Uma das cidades mais afetadas pelas fortes chuvas que devastaram o Rio Grande do Sul no ano passado, Muçum encontra-se novamente debaixo d’água. Pela terceira vez desde setembro, os moradores do município do Vale do Taquari precisam reconstruir a vida e lidar com as ruas tomadas por lama e a queda de pontes e bloqueio de rodovias.

Devido aos temporais recentes, o nível do Rio Taquari superou 25 metros e provocou a destruição de 80% da zona urbana e deslizamentos no entorno de Muçum. A prefeitura aponta que os 5 mil habitantes estão isolados por conta dos 748 mm de chuva registrados desde o início da semana.

O gerente de produtos Jeferson Filicetti, de 28 anos, tenta há três dias se comunicar com os avós, que vivem sozinhos no município. Ele afirma que a família está desolada com a situação e já desejava tirar os idosos de Muçum desde a tragédia de setembro, pela dificuldade de acesso em casos de emergência.

— Meus avós têm mais de 80 anos e diversos problemas de saúde. Tenho medo de que eles tenham sido arrastados pela correnteza do rio devido à limitação de movimento deles. Dada a proporção destas chuvas, a possibilidade de eles estarem só com a roupa do corpo é gigante — lamenta.

- [INSTRUÇÃO DE TRABALHO 1] Reproduza o texto sobre as chuvas em Muçum de "Devido aos temporais" a "casos de emergência.".
- [INSTRUÇÃO DE TRABALHO 2] Segundo o texto sobre as chuvas em Muçum, quantos milímetros de chuva foram registrados desde o início da semana?
- [INSTRUÇÃO DE TRABALHO 3] Prossiga com o texto sobre as chuvas em Muçum a partir da última frase apresentada.

- [DADOS]
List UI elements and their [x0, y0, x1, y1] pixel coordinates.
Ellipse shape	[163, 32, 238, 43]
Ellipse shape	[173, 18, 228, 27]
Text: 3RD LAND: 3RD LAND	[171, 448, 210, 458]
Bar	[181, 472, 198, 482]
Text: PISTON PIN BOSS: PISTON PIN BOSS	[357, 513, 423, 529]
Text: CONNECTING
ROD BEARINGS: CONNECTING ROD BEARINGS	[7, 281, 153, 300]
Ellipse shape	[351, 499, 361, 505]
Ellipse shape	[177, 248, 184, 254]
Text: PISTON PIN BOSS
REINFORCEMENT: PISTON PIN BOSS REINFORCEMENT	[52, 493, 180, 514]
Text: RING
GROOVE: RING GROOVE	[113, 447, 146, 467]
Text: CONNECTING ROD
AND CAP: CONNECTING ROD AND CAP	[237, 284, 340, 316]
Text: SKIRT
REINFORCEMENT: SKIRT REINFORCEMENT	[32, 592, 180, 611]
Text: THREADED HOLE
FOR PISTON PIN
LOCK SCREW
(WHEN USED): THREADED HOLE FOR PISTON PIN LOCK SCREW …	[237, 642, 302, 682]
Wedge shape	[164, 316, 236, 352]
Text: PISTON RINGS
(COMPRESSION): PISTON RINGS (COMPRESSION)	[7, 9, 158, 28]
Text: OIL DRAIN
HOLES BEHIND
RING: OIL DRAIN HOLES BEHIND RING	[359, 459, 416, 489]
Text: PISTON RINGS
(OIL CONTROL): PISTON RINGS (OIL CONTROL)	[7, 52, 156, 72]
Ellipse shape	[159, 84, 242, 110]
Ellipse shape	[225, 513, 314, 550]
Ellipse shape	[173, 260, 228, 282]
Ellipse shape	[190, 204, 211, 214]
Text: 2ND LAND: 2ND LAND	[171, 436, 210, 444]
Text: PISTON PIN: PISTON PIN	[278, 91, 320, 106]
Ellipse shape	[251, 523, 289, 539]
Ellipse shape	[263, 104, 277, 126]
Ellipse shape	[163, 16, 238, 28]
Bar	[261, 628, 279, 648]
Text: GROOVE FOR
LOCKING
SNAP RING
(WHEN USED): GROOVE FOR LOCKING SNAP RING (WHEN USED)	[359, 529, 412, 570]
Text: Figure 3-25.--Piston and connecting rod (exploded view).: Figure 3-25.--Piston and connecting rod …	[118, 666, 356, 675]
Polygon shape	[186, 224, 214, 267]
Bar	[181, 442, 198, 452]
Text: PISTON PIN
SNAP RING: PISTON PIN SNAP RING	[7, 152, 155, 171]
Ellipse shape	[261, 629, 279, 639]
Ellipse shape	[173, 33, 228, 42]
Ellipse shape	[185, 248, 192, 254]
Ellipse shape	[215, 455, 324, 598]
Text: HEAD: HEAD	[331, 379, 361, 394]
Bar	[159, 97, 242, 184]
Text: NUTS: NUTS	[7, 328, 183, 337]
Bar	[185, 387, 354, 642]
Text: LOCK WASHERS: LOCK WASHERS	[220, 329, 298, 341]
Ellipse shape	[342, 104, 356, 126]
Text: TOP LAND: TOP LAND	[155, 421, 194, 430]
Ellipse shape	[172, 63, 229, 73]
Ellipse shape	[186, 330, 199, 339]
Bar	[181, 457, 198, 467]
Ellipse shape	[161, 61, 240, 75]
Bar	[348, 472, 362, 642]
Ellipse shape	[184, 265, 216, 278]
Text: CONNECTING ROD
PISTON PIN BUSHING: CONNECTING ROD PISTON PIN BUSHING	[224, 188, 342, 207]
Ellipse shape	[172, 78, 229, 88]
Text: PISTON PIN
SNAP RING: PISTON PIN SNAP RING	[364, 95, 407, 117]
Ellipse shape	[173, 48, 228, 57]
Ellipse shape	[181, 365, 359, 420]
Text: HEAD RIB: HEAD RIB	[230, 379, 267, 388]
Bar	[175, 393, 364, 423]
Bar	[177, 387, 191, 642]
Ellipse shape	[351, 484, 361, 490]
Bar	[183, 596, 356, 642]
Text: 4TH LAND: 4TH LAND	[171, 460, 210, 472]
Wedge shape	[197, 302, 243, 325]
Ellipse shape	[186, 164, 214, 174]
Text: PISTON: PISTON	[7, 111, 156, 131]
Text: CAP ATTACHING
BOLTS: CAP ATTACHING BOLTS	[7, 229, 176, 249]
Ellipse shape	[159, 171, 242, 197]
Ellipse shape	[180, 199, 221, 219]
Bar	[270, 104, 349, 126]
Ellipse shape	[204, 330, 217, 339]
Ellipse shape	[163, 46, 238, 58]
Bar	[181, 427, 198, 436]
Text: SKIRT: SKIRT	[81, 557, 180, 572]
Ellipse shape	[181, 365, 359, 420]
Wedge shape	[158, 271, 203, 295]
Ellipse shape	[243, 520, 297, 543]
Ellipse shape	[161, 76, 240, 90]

- [RESPOSTA 1]
Devido aos temporais recentes, o nível do Rio Taquari superou 25 metros e provocou a destruição de 80% da zona urbana e deslizamentos no entorno de Muçum. A prefeitura aponta que os 5 mil habitantes estão isolados por conta dos 748 mm de chuva registrados desde o início da semana.

O gerente de produtos Jeferson Filicetti, de 28 anos, tenta há três dias se comunicar com os avós, que vivem sozinhos no município. Ele afirma que a família está desolada com a situação e já desejava tirar os idosos de Muçum desde a tragédia de setembro, pela dificuldade de acesso em casos de emergência.

- [RESPOSTA 2] 748 mm.

- [RESPOSTA 3]
O caso da troca de corpos envolvendo a tia de Bolner reflete a força do rastro de destruição das águas em Muçum e as dificuldades de identificar mortos e buscar desaparecidos, depois das enchentes que se repetem no estado. O IGP, que abriu uma sindicância para apurar a falha, apontou que o erro foi devido à baixa qualidade das imagens geradas na papiloscopia em uma das vítimas porque o estado do corpo não era o ideal para identificação por impressões digitais ou reconhecimento da família.

Um exame de DNA acabou confirmando o erro. As famílias da moradora enterrada sob a identidade errada e da pessoa desaparecida que havia sido dada como morta já foram informadas da troca.

— Estamos aguardando uma decisão judicial sobre a declaração de morte presumida dela — diz o policial sobre a tia.

Com 16 mortes no ano passado, Muçum ainda sofre com a falta de estrutura e tentava se reestruturar após as enchentes de 2023, explicou o prefeito Mateus Trojan (MDB) ao GLOBO. O contato ocorreu por meio da antena instalada no Hospital Nossa Senhora Aparecida, único ponto com sinal de celular e energia graças a um gerador.

— A situação é caótica e nem tínhamos nos recuperado de 2023. No momento, estamos sem luz, água e internet. É uma nova crise praticamente das mesmas proporções da enfrentada em setembro. A diferença é que, neste ano, não tivemos mortes ou desaparecidos — alerta.

Segundo Trojan, a cidade ainda tentava se reerguer diante do prejuízo de R$ 231 milhões no ano passado, mas a recuperação se encontrava limitada ao orçamento de R$ 38 milhões disponibilizado pelo governo estadual. O prefeito ressalta que, diferentemente da tragédia de setembro, os deslizamentos de terra impactam o entorno do município e impossibilitam a chegada de auxílio aos moradores.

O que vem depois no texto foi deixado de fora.